--- Exercise directions ---
Repeat each line of the material exactly.

(Collection entries)
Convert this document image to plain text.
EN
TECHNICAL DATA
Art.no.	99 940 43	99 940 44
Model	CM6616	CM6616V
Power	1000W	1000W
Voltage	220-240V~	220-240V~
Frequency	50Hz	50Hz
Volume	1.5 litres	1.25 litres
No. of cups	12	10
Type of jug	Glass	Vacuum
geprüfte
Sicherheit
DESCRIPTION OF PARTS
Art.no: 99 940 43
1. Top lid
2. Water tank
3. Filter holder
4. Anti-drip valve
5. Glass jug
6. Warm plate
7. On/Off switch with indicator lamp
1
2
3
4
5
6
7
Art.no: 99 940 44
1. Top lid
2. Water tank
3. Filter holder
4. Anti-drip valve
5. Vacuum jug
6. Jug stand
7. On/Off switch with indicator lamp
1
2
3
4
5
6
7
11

--- Output ---
Convert this document image to plain text.
EN
TECHNICAL DATA
Art.no.	99 940 43	99 940 44
Model	CM6616	CM6616V
Power	1000W	1000W
Voltage	220-240V~	220-240V~
Frequency	50Hz	50Hz
Volume	1.5 litres	1.25 litres
No. of cups	12	10
Type of jug	Glass	Vacuum
geprüfte
Sicherheit
DESCRIPTION OF PARTS
Art.no: 99 940 43
1. Top lid
2. Water tank
3. Filter holder
4. Anti-drip valve
5. Glass jug
6. Warm plate
7. On/Off switch with indicator lamp
1
2
3
4
5
6
7
Art.no: 99 940 44
1. Top lid
2. Water tank
3. Filter holder
4. Anti-drip valve
5. Vacuum jug
6. Jug stand
7. On/Off switch with indicator lamp
1
2
3
4
5
6
7
11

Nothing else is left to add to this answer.